* _Task brief_
Where a line contains the word "Wireless", copy that line in full.
_ _ _ _ _ _ _
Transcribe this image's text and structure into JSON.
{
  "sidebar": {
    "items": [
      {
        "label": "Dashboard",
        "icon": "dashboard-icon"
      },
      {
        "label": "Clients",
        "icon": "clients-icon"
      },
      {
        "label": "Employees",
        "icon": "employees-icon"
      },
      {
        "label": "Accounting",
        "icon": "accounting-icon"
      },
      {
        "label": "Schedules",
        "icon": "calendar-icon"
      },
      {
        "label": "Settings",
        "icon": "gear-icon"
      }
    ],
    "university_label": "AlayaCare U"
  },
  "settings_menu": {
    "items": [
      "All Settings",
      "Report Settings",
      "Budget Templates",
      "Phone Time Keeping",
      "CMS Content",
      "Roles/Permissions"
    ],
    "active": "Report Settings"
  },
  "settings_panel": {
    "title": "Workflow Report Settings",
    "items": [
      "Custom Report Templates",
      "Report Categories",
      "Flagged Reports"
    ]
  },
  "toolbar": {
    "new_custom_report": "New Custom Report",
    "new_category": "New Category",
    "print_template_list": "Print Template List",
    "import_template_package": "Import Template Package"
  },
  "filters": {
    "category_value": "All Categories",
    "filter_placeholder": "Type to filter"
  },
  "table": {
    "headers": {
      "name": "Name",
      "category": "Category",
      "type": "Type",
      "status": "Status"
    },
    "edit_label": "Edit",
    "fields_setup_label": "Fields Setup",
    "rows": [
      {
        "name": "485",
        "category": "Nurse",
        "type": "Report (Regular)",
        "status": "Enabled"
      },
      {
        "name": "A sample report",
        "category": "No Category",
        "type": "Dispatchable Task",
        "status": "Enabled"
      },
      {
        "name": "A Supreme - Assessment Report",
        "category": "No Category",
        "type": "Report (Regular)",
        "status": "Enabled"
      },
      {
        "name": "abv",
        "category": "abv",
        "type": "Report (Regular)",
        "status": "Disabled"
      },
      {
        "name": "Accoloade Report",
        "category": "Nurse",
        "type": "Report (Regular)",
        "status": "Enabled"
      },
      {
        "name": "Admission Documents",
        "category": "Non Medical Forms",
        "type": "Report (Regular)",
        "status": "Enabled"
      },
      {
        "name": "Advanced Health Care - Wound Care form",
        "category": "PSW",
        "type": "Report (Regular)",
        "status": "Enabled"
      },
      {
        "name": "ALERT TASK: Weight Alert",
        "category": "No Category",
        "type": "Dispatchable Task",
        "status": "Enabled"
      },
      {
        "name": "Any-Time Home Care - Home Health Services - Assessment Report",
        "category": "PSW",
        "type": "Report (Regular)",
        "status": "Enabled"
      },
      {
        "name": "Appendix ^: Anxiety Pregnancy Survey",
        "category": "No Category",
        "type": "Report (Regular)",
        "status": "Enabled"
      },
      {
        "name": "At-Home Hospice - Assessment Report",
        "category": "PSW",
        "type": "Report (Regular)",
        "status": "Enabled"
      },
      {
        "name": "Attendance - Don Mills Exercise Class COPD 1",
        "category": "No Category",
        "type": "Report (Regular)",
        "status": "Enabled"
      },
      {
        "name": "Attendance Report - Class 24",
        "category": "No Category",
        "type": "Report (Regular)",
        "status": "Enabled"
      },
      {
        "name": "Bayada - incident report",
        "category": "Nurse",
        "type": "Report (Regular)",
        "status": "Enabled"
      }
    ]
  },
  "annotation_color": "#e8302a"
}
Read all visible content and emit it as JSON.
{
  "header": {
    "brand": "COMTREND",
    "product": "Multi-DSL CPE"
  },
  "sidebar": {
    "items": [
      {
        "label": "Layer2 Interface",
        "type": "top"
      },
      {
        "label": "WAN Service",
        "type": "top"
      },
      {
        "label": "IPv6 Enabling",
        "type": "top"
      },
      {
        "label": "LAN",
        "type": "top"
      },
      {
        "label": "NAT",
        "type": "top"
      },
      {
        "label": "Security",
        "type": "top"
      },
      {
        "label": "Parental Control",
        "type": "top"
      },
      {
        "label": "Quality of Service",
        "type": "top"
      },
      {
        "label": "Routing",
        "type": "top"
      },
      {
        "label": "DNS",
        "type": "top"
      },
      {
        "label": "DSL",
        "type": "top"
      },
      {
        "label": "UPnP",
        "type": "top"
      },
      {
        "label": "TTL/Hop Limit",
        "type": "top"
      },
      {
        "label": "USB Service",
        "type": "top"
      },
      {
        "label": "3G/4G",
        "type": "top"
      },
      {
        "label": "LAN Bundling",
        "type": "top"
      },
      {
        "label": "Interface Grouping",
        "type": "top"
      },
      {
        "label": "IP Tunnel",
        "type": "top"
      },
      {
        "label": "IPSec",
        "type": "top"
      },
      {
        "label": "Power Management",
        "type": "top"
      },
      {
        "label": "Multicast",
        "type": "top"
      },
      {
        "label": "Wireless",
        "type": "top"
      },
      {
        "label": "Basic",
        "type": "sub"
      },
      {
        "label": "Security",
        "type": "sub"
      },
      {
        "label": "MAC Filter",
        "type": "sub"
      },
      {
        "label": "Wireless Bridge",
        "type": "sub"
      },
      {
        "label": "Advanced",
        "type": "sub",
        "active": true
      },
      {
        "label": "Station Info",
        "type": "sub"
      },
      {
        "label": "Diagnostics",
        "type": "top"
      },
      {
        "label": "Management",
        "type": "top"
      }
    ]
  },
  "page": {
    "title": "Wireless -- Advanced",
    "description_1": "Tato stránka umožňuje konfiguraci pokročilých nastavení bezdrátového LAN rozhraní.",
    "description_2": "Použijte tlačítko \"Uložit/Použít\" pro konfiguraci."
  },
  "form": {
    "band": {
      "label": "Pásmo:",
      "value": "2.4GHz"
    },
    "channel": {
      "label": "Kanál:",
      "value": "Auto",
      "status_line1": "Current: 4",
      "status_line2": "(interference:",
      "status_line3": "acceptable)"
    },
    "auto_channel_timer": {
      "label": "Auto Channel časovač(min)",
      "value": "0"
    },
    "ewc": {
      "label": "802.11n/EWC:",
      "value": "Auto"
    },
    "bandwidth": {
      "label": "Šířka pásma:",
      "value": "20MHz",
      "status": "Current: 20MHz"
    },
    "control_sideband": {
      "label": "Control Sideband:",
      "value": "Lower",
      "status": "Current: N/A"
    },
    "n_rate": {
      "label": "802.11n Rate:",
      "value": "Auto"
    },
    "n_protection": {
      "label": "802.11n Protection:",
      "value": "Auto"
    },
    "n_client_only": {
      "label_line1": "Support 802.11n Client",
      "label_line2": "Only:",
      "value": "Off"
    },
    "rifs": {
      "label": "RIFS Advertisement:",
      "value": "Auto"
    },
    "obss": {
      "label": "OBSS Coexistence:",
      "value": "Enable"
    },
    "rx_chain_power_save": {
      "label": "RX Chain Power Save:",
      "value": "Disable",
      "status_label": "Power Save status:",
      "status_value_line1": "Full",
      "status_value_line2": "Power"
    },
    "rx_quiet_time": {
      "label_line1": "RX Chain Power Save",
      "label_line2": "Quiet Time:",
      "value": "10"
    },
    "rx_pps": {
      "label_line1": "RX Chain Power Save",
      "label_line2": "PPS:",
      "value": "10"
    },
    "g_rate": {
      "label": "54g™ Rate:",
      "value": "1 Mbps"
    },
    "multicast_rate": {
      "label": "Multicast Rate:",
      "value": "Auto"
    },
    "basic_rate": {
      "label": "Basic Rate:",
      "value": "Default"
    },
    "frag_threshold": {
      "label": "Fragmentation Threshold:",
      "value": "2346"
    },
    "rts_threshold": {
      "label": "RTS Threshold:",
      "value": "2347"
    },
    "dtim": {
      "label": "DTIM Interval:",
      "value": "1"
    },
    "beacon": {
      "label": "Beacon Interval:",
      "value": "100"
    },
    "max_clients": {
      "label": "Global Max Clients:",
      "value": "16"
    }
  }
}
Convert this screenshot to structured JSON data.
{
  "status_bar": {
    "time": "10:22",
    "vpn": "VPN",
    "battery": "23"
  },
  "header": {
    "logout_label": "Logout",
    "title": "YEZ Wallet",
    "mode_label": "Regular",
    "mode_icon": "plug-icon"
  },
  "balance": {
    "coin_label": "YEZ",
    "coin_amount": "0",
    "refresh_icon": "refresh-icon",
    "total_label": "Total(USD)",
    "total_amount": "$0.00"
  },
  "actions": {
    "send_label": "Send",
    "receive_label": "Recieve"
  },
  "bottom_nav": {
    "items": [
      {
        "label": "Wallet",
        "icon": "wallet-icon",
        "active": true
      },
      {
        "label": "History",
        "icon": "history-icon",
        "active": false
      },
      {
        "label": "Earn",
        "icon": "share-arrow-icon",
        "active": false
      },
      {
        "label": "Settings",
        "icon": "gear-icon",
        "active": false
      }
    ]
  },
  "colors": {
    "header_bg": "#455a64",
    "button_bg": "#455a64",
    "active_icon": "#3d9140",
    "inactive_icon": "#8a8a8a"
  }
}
_ _ _ _ _ _ _
* _Full solution_
        "label": "Wireless",
        "label": "Wireless Bridge",
    "title": "Wireless -- Advanced",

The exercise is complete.